### DATA SUPPLIED
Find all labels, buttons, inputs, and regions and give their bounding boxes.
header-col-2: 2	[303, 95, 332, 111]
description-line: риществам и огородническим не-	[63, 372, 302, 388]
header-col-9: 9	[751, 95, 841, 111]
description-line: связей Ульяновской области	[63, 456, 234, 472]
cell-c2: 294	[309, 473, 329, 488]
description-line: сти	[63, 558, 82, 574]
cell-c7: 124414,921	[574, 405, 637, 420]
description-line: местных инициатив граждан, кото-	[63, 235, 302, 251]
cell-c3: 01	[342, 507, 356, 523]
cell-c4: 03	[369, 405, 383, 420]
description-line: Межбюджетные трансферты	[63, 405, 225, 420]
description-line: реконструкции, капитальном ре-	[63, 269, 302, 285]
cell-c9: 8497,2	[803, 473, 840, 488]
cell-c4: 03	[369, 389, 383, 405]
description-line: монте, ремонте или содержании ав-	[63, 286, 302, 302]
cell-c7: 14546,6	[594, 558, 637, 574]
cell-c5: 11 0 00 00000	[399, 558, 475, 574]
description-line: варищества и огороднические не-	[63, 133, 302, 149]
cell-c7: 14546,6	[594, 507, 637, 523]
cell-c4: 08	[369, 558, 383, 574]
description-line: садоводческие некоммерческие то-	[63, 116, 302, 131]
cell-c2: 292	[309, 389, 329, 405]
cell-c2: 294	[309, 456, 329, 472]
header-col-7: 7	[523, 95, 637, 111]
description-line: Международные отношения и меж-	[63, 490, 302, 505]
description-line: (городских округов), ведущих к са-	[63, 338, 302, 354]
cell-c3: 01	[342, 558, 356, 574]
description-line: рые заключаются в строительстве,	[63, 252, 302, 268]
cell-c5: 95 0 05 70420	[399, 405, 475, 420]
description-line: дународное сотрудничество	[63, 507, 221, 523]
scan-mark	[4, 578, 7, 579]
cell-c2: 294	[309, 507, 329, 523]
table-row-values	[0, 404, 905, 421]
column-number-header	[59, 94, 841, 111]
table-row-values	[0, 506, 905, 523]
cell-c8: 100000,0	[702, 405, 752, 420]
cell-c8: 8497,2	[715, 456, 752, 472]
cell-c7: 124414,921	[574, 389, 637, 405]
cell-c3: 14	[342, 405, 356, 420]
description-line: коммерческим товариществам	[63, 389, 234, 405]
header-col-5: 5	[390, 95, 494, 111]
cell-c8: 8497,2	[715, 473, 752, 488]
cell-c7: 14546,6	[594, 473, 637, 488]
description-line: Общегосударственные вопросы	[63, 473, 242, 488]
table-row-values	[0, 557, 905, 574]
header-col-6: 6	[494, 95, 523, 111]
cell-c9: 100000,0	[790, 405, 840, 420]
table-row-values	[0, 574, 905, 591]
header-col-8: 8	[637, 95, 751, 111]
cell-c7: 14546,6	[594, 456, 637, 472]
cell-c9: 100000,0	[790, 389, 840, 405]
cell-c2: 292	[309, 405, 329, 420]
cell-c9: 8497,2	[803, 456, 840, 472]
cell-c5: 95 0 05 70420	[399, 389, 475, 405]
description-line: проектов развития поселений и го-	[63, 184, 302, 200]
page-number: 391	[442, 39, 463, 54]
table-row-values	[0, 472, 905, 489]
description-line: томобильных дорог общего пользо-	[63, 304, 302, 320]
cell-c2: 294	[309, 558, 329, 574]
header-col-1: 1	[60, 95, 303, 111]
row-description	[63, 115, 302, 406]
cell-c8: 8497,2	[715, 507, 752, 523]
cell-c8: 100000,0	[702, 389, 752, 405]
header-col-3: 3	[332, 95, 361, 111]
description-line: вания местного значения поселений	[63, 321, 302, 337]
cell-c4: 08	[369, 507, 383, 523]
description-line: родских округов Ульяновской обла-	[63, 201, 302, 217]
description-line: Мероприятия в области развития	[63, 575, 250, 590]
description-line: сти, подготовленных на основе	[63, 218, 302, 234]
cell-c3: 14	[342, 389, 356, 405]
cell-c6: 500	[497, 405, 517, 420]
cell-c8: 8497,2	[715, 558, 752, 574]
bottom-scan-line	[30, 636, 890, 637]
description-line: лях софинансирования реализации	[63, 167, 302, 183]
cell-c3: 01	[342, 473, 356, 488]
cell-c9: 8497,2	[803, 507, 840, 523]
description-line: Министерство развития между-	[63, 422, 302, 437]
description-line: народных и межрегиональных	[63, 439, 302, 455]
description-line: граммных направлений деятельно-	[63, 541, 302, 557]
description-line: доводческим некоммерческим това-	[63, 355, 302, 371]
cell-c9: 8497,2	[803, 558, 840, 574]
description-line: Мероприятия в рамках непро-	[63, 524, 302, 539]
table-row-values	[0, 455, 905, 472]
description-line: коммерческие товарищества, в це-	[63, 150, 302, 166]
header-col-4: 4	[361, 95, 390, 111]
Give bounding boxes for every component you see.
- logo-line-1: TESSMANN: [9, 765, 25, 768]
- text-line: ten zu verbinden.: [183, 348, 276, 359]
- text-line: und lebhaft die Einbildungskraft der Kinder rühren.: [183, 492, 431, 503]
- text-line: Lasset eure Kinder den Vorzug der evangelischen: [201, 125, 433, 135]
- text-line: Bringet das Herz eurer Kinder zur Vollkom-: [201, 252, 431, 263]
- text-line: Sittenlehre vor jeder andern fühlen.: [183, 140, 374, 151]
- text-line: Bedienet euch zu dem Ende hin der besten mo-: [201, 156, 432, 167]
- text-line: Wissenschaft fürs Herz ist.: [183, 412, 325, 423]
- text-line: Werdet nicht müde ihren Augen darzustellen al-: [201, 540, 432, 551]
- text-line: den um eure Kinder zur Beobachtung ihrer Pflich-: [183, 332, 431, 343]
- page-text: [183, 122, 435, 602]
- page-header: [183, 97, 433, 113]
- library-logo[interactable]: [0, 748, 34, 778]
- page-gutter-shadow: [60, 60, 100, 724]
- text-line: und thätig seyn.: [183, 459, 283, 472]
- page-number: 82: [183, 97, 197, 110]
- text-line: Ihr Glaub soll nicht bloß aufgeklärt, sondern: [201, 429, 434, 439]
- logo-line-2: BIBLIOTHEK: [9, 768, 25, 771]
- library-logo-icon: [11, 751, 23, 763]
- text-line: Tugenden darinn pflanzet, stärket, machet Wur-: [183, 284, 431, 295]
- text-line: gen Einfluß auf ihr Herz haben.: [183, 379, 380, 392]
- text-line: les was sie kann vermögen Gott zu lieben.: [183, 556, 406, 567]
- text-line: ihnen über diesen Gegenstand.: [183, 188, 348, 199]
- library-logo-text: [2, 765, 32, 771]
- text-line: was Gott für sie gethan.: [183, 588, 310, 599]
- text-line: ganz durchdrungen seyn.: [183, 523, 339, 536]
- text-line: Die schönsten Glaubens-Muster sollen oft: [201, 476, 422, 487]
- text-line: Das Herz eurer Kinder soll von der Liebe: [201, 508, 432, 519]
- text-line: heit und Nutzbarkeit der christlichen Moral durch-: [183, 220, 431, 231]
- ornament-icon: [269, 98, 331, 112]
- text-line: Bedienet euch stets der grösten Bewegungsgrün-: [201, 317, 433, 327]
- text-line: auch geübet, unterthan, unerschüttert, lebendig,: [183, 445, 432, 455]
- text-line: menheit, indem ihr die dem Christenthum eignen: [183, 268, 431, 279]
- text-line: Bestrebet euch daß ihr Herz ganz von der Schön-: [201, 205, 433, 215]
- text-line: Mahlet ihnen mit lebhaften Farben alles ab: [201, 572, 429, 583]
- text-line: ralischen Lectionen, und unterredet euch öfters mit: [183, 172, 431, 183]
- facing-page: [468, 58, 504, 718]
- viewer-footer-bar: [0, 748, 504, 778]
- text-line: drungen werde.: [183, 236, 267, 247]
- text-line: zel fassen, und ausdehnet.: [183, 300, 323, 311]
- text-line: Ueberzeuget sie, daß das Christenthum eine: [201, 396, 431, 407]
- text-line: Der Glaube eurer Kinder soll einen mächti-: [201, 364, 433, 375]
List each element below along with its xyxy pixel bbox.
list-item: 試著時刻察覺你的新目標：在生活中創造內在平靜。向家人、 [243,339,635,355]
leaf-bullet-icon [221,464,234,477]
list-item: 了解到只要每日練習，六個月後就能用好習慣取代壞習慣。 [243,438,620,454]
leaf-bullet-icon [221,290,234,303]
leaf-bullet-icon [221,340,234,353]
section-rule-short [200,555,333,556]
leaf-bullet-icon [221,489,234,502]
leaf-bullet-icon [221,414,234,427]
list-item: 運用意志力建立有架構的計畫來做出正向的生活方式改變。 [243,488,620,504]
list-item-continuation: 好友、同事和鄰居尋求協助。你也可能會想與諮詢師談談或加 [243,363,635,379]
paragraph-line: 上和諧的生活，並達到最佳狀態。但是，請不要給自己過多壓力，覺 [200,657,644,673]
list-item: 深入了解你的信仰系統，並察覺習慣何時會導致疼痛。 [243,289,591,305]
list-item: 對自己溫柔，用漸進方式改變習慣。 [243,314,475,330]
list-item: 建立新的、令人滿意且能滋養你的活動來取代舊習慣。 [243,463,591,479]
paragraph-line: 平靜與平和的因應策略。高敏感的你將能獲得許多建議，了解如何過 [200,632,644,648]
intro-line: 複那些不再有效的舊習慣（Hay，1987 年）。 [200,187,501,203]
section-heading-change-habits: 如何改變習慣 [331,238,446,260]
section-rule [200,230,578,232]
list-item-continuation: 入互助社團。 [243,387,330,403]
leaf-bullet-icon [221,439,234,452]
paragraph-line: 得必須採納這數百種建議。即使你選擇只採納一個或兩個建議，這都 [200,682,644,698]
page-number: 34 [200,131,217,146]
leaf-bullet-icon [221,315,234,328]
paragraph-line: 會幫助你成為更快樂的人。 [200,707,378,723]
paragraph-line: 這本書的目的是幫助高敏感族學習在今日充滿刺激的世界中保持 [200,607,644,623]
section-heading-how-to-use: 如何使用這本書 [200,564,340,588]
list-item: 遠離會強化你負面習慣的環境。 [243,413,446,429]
######
THE TASK:
Begin at the first line of the rows and stop after the line that has "473, 329, 488]". Copy those lines with "description-line" swapped for "text-line" and nothing else changed.

RESPONSE BELOW:
Find all labels, buttons, inputs, and regions and give their bounding boxes.
header-col-2: 2	[303, 95, 332, 111]
text-line: риществам и огородническим не-	[63, 372, 302, 388]
header-col-9: 9	[751, 95, 841, 111]
text-line: связей Ульяновской области	[63, 456, 234, 472]
cell-c2: 294	[309, 473, 329, 488]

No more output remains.